## Problem to solve
Quote exactly the lines from the one with "OCR this image." to the end of the data, both included; omit the pictures.

## Source material
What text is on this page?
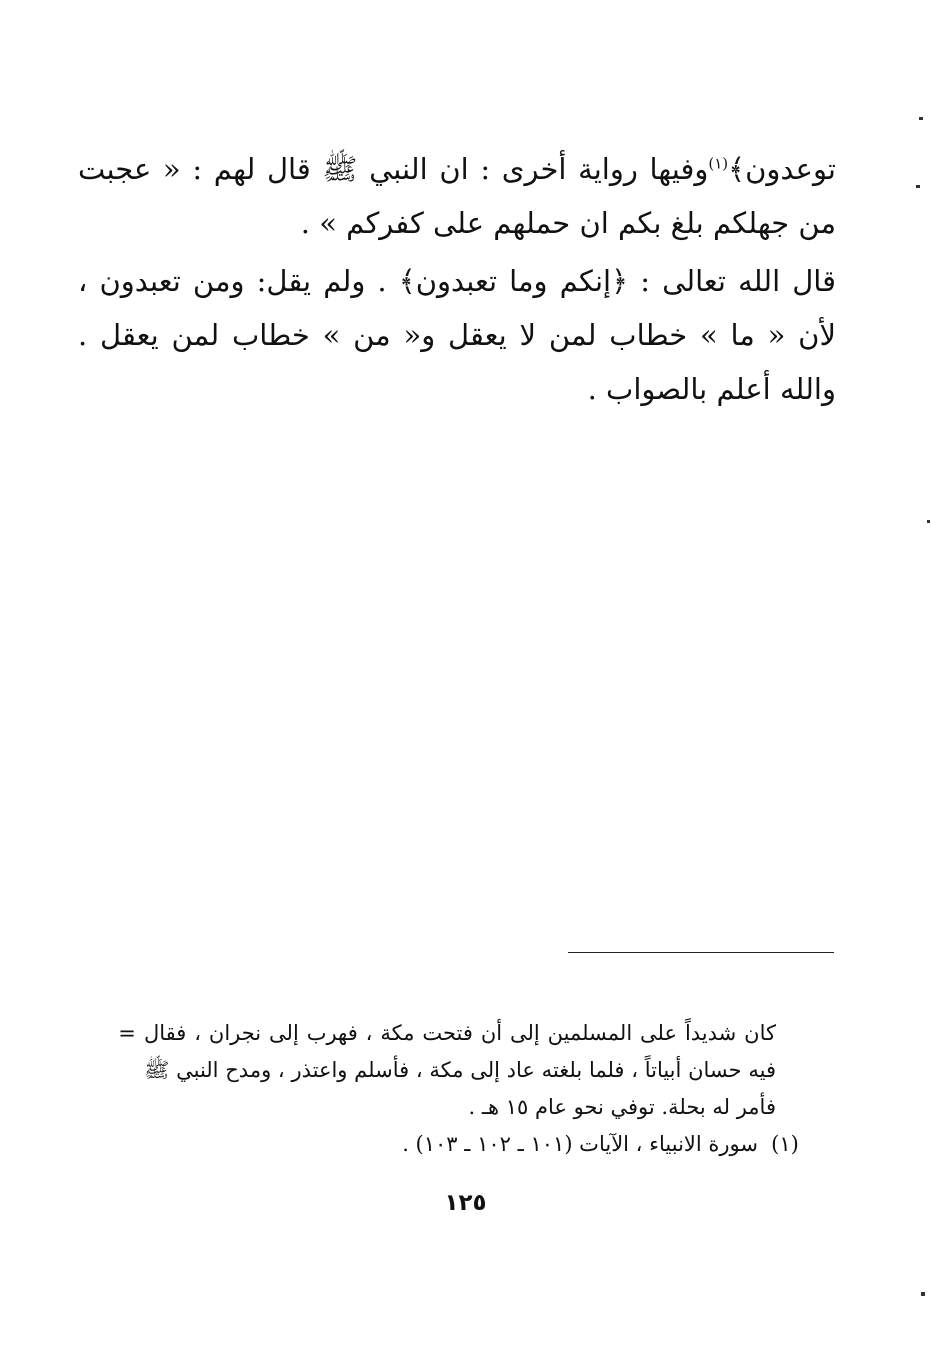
توعدون﴾$^{(١)}$وفيها رواية أخرى : ان النبي ﷺ قال لهم : « عجبت من جهلكم بلغ بكم ان حملهم على كفركم » .

قال الله تعالى : ﴿إنكم وما تعبدون﴾ . ولم يقل: ومن تعبدون ، لأن « ما » خطاب لمن لا يعقل و« من » خطاب لمن يعقل . والله أعلم بالصواب .

كان شديداً على المسلمين إلى أن فتحت مكة ، فهرب إلى نجران ، فقال فيه حسان أبياتاً ، فلما بلغته عاد إلى مكة ، فأسلم واعتذر ، ومدح النبي ﷺ فأمر له بحلة. توفي نحو عام ١٥ هـ .
=
(١)
سورة الانبياء ، الآيات (١٠١ ـ ١٠٢ ـ ١٠٣) .
١٢٥
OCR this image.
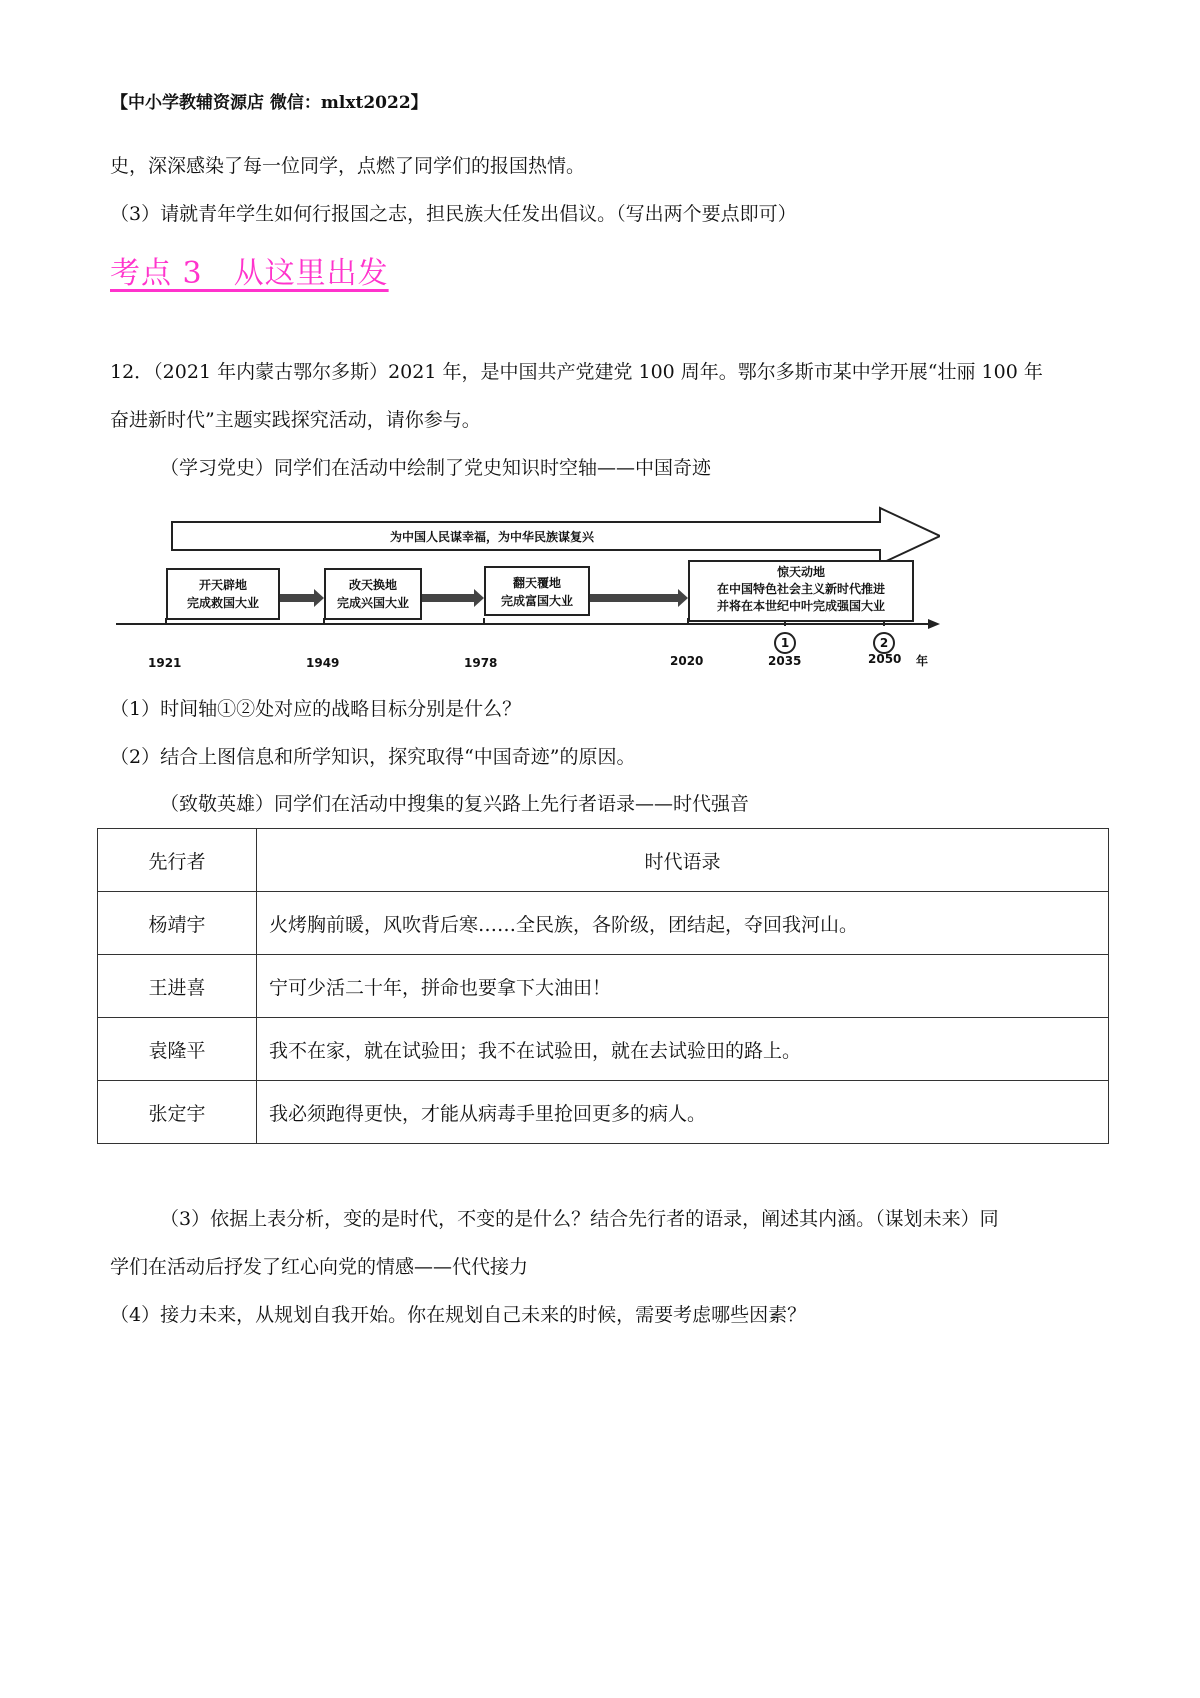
【中小学教辅资源店 微信：mlxt2022】
史，深深感染了每一位同学，点燃了同学们的报国热情。
（3）请就青年学生如何行报国之志，担民族大任发出倡议。（写出两个要点即可）
考点 3　从这里出发
12．（2021 年内蒙古鄂尔多斯）2021 年，是中国共产党建党 100 周年。鄂尔多斯市某中学开展“壮丽 100 年
奋进新时代”主题实践探究活动，请你参与。
（学习党史）同学们在活动中绘制了党史知识时空轴——中国奇迹
为中国人民谋幸福，为中华民族谋复兴
开天辟地
完成救国大业
改天换地
完成兴国大业
翻天覆地
完成富国大业
惊天动地
在中国特色社会主义新时代推进
并将在本世纪中叶完成强国大业
1	2
1921	1949	1978	2020	2035	2050 年
（1）时间轴①②处对应的战略目标分别是什么？
（2）结合上图信息和所学知识，探究取得“中国奇迹”的原因。
（致敬英雄）同学们在活动中搜集的复兴路上先行者语录——时代强音
先行者	时代语录
杨靖宇	火烤胸前暖，风吹背后寒……全民族，各阶级，团结起，夺回我河山。
王进喜	宁可少活二十年，拼命也要拿下大油田！
袁隆平	我不在家，就在试验田；我不在试验田，就在去试验田的路上。
张定宇	我必须跑得更快，才能从病毒手里抢回更多的病人。
（3）依据上表分析，变的是时代，不变的是什么？结合先行者的语录，阐述其内涵。（谋划未来）同
学们在活动后抒发了红心向党的情感——代代接力
（4）接力未来，从规划自我开始。你在规划自己未来的时候，需要考虑哪些因素？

## Reply
OCR this image.
【中小学教辅资源店 微信：mlxt2022】
史，深深感染了每一位同学，点燃了同学们的报国热情。
（3）请就青年学生如何行报国之志，担民族大任发出倡议。（写出两个要点即可）
考点 3　从这里出发
12．（2021 年内蒙古鄂尔多斯）2021 年，是中国共产党建党 100 周年。鄂尔多斯市某中学开展“壮丽 100 年
奋进新时代”主题实践探究活动，请你参与。
（学习党史）同学们在活动中绘制了党史知识时空轴——中国奇迹
为中国人民谋幸福，为中华民族谋复兴
开天辟地
完成救国大业
改天换地
完成兴国大业
翻天覆地
完成富国大业
惊天动地
在中国特色社会主义新时代推进
并将在本世纪中叶完成强国大业
1	2
1921	1949	1978	2020	2035	2050 年
（1）时间轴①②处对应的战略目标分别是什么？
（2）结合上图信息和所学知识，探究取得“中国奇迹”的原因。
（致敬英雄）同学们在活动中搜集的复兴路上先行者语录——时代强音
先行者	时代语录
杨靖宇	火烤胸前暖，风吹背后寒……全民族，各阶级，团结起，夺回我河山。
王进喜	宁可少活二十年，拼命也要拿下大油田！
袁隆平	我不在家，就在试验田；我不在试验田，就在去试验田的路上。
张定宇	我必须跑得更快，才能从病毒手里抢回更多的病人。
（3）依据上表分析，变的是时代，不变的是什么？结合先行者的语录，阐述其内涵。（谋划未来）同
学们在活动后抒发了红心向党的情感——代代接力
（4）接力未来，从规划自我开始。你在规划自己未来的时候，需要考虑哪些因素？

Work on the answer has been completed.